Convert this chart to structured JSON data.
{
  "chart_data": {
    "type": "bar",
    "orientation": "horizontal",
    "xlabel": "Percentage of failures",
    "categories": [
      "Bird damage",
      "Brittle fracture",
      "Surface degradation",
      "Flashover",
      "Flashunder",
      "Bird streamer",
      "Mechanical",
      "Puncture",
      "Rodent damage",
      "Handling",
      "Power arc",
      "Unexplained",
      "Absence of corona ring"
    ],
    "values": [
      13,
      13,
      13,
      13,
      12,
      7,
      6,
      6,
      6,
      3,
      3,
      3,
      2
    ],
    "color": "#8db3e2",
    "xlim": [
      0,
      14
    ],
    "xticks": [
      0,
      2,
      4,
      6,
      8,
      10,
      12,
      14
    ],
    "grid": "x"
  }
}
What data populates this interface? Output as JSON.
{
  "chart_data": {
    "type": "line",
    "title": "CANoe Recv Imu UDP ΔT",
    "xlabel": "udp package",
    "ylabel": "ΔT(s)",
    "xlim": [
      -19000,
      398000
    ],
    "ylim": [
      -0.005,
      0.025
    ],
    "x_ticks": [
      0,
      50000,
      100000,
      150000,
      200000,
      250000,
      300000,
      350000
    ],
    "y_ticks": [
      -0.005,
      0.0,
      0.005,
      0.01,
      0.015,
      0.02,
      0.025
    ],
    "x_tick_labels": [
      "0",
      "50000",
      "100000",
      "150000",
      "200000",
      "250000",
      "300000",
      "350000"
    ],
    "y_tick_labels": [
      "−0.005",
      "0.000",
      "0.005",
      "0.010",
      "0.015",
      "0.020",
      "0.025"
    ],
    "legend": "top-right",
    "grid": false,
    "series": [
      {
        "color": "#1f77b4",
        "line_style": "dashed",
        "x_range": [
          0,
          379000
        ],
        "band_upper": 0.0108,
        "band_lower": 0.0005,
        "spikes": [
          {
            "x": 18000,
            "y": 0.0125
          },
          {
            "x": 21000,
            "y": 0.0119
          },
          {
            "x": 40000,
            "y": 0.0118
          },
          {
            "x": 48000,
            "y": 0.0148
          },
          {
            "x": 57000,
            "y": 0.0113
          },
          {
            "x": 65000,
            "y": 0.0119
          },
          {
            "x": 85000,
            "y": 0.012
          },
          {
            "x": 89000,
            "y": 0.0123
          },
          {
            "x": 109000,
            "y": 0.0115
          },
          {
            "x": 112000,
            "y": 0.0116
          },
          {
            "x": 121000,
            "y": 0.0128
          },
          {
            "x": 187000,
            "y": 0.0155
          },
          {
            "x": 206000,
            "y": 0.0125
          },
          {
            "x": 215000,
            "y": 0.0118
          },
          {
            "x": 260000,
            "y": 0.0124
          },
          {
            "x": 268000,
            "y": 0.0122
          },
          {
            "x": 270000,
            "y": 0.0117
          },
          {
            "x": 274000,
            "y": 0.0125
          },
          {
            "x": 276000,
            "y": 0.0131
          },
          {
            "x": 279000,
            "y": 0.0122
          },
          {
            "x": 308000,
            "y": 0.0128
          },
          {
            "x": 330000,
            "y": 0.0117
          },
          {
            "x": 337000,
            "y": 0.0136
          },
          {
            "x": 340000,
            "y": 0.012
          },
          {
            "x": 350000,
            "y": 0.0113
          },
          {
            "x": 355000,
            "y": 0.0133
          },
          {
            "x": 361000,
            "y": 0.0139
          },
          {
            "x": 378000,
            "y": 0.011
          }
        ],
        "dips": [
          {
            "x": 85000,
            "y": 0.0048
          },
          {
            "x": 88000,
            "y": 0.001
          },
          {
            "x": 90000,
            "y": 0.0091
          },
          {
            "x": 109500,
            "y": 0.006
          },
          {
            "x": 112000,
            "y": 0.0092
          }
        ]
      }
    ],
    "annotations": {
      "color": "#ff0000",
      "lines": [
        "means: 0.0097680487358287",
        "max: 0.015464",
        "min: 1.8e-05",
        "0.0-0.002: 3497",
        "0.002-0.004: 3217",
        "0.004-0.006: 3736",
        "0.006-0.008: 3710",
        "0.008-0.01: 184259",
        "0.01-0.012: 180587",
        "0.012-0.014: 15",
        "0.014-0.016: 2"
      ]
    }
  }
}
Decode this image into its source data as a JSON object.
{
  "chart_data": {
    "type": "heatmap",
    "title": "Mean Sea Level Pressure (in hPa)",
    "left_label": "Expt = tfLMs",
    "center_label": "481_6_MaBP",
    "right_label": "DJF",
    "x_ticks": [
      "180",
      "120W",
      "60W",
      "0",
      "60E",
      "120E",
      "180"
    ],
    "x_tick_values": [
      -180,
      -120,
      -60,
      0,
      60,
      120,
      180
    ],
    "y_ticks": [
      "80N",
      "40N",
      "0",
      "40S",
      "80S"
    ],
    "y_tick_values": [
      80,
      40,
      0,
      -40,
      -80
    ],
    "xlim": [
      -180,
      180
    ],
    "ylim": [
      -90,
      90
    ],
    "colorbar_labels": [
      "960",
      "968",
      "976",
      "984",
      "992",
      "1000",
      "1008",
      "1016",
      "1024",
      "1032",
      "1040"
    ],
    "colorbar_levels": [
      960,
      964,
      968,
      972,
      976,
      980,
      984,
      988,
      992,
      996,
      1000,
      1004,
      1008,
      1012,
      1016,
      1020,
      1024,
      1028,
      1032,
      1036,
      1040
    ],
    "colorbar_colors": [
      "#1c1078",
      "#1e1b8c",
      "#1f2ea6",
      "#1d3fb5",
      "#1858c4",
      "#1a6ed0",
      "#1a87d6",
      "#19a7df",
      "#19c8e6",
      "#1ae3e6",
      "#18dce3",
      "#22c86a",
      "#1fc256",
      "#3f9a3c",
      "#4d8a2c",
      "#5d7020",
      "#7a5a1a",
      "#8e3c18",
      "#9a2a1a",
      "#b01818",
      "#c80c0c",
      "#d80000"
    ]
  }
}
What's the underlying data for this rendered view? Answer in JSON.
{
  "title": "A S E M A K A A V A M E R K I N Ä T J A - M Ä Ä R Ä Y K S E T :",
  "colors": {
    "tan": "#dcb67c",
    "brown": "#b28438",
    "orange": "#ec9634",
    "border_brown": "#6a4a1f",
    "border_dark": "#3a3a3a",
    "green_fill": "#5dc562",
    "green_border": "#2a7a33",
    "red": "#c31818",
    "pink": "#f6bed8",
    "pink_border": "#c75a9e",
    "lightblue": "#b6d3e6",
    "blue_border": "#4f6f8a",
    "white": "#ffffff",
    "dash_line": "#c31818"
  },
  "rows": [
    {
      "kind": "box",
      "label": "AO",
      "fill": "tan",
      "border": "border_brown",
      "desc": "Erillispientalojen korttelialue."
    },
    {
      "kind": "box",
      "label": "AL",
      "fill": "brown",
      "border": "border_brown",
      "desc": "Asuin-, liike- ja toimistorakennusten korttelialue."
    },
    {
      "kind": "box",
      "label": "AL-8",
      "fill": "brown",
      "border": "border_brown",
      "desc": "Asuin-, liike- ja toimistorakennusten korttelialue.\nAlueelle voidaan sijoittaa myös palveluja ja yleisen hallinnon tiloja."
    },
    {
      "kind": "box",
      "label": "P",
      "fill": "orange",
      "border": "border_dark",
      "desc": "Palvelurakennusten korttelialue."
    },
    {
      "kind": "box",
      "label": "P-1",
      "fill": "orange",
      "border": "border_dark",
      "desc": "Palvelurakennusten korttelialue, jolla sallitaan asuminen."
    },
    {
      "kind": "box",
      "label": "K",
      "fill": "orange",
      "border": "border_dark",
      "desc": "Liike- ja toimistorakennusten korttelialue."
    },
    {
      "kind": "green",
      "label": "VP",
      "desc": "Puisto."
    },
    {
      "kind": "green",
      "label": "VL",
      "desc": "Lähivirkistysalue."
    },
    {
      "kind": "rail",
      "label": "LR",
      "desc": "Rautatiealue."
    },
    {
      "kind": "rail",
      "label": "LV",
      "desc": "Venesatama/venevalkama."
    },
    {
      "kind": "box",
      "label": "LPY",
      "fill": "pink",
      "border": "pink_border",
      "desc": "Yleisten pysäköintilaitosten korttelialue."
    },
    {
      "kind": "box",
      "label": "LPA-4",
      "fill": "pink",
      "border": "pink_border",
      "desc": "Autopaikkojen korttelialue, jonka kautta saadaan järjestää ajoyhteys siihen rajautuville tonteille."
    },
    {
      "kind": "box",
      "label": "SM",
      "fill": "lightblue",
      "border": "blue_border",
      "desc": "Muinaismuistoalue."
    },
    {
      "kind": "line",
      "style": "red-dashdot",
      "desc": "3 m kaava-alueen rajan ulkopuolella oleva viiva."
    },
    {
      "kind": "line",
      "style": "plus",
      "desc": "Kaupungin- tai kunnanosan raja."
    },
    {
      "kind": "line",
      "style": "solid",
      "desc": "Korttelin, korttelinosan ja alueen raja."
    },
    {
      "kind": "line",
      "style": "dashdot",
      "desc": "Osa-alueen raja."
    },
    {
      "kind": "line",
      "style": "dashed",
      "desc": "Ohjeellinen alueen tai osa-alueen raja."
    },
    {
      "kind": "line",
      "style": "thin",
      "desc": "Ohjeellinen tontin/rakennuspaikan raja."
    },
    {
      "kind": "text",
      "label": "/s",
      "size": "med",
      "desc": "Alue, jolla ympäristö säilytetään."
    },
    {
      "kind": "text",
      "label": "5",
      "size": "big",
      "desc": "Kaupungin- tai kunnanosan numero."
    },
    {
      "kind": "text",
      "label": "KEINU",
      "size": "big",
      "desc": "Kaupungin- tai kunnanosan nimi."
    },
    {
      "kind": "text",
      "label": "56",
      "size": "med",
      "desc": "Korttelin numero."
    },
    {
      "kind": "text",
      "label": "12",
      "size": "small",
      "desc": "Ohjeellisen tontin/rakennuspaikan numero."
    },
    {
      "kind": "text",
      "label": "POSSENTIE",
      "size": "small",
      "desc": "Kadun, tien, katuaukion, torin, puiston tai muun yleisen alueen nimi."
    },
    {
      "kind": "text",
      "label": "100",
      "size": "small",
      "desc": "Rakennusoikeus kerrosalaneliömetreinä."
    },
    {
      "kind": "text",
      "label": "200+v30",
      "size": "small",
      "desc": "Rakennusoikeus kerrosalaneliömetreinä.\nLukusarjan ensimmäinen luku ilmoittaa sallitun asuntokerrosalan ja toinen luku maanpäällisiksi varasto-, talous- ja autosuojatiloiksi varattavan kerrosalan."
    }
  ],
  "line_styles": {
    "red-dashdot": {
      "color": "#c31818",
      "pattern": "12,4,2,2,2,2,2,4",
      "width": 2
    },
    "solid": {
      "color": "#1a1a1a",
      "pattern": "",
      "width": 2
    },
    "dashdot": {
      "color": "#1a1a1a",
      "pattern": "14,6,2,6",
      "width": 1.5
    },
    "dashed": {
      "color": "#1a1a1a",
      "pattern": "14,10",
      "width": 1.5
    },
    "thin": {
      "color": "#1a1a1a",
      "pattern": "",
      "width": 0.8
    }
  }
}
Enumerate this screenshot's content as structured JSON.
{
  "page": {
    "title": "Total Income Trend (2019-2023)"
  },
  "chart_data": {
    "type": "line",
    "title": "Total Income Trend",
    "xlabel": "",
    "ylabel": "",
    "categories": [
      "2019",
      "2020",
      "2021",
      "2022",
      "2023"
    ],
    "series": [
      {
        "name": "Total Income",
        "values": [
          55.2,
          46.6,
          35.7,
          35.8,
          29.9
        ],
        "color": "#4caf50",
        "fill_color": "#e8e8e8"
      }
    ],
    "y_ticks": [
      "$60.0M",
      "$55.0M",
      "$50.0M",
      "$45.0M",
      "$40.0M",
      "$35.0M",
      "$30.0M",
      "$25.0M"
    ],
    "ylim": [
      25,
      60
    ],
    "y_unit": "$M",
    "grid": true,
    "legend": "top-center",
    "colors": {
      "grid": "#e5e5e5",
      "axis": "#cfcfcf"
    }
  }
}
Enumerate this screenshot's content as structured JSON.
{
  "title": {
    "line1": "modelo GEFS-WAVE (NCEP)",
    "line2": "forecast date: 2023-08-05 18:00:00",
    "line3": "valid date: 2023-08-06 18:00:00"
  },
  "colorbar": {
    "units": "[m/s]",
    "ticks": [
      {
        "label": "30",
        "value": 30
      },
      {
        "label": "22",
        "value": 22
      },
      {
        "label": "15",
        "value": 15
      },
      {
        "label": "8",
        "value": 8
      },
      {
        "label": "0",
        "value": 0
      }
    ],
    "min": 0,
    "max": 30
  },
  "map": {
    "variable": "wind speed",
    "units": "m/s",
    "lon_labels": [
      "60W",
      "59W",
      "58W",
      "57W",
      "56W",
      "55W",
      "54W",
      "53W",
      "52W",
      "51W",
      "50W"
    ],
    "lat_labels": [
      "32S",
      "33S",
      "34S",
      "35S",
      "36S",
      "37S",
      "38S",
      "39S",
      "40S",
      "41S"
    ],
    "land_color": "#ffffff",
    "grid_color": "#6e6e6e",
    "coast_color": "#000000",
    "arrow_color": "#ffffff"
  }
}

+---+

**TO BE DONE**
Give the number of lines in the listing above that hold the string "jolla", with nothing else.

**TASK RESULT**
2